** Aim **
Write out the data below exactly as given, without any of its pictures.

** Records supplied **
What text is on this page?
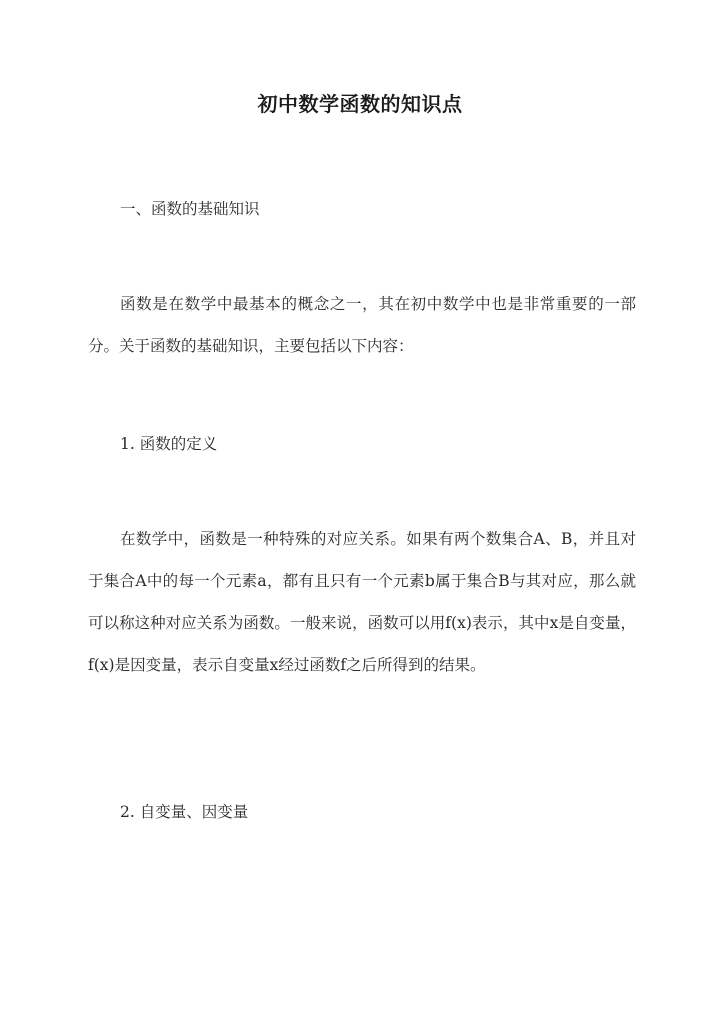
初中数学函数的知识点
一、函数的基础知识
函数是在数学中最基本的概念之一，其在初中数学中也是非常重要的一部分。关于函数的基础知识，主要包括以下内容：
1. 函数的定义
在数学中，函数是一种特殊的对应关系。如果有两个数集合A、B，并且对于集合A中的每一个元素a，都有且只有一个元素b属于集合B与其对应，那么就可以称这种对应关系为函数。一般来说，函数可以用f(x)表示，其中x是自变量，f(x)是因变量，表示自变量x经过函数f之后所得到的结果。
2. 自变量、因变量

** Finished exercise **
What text is on this page?
初中数学函数的知识点
一、函数的基础知识
函数是在数学中最基本的概念之一，其在初中数学中也是非常重要的一部分。关于函数的基础知识，主要包括以下内容：
1. 函数的定义
在数学中，函数是一种特殊的对应关系。如果有两个数集合A、B，并且对于集合A中的每一个元素a，都有且只有一个元素b属于集合B与其对应，那么就可以称这种对应关系为函数。一般来说，函数可以用f(x)表示，其中x是自变量，f(x)是因变量，表示自变量x经过函数f之后所得到的结果。
2. 自变量、因变量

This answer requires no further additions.